This is a quote from a promotional email that several of you have sent to me recently:
“It may come as no surprise that George Soros’ hedge fund holds 66,800 shares of Apple. After all, just about every major fund owns a chunk of this tech titan.
“But what you may not know is that this savvy billionaire holds a staggering 11.2 million shares of a tiny $8 tech stock that’s about to take the world by storm.
“I’ll say that again: One of smartest, richest billionaires on the planet has a stake in a tiny $8 tech company that’s 167 times larger than his stake in Apple.
“Why? Potential. Pure and simple.”
It sounds amazing, right? The ad is for a newsletter called Growth Stock Strategist from Investing Daily, and promises a special report about ““The Tiny Tech Stock That Could Make You Rich.”
So what’s the ad talking about? Well, Growth Stock Strategist is now apparently helmed by Linda McDonough, who they say is the founder of that newsletter… but the ad is essentially the same as the one that’s been running for well over a year as a teaser for the Roadrunner Stocks newsletter that was headed by Jim Fink for the same publisher. Roadrunner Stocks seems to have disappeared, so presumably it’s been subsumed into this new letter… and they’re still using the same ad, so it must be working to lure new subscribers into the fold.

- REQUIREMENTS -
How would the piece on the Growth Stock Strategist ad above go on? Continue it from its last sentence.

- DATA PROVIDED -
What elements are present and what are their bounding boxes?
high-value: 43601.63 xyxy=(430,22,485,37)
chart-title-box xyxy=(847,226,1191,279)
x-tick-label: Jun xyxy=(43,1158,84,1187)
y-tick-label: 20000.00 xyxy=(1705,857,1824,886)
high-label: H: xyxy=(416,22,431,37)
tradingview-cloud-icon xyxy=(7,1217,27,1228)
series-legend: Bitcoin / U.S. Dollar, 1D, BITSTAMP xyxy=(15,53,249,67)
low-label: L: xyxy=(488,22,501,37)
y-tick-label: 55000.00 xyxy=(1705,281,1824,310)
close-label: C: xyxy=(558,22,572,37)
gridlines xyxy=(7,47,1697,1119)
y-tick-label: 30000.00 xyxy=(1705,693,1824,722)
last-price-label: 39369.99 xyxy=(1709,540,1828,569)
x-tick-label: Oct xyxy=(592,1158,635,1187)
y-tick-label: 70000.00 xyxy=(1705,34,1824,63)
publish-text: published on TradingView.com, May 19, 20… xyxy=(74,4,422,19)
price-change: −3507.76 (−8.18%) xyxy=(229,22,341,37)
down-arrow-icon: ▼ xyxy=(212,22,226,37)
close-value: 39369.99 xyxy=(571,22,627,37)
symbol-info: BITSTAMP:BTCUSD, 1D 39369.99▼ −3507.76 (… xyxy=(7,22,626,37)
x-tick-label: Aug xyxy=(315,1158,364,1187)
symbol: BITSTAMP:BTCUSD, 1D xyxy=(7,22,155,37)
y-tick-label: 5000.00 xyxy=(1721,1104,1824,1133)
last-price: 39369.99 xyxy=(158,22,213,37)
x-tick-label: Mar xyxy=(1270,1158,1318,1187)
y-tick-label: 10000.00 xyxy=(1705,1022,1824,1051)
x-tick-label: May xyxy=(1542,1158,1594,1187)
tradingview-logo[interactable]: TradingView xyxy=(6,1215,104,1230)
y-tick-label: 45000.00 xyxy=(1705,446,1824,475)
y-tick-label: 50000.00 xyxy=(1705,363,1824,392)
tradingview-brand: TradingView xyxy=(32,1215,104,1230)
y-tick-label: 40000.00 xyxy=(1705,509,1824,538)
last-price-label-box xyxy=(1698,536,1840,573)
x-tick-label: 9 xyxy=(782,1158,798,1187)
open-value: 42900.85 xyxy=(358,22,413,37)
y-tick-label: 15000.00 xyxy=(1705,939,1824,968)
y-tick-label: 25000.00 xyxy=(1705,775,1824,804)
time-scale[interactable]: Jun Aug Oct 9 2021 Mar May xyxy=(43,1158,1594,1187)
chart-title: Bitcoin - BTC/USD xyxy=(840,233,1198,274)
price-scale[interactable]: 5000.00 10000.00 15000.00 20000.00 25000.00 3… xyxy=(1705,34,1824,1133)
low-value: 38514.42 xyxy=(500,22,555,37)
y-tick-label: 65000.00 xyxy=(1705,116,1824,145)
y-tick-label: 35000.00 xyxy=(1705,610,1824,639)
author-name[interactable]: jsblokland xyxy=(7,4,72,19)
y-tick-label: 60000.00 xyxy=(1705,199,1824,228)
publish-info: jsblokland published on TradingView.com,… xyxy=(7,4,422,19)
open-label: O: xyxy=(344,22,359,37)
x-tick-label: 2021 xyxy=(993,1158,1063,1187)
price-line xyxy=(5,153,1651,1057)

- OUTPUT OF THE TASK -
The pitch was first sent out, under Fink’s name, when they were calling this the “best $6 tech stock” late in 2014, and the same ad was running for much of the early part of 2015.. then the company they were teasing was bought by another chip company, and they teased that combined stock for a while (we covered that new version of the ad last August).
And now we’re seeing it again from Linda McDonough, and from what I can tell the name chance from Fink to McDonough is the only real change — the ad makes essentially the same argument and promise as the prior version, including the specific gains they hint at when they say “the tiny company I’m about to show you has the potential to turn every $10,000 invested into a life-changing $214,290….”
So yes, this is still a pitch for Lattice Semiconductor (LSCC), which bought out the previous teaser target Silicon Image (SIMG) over a year ago (for $7.20 in cash, if you’re curious).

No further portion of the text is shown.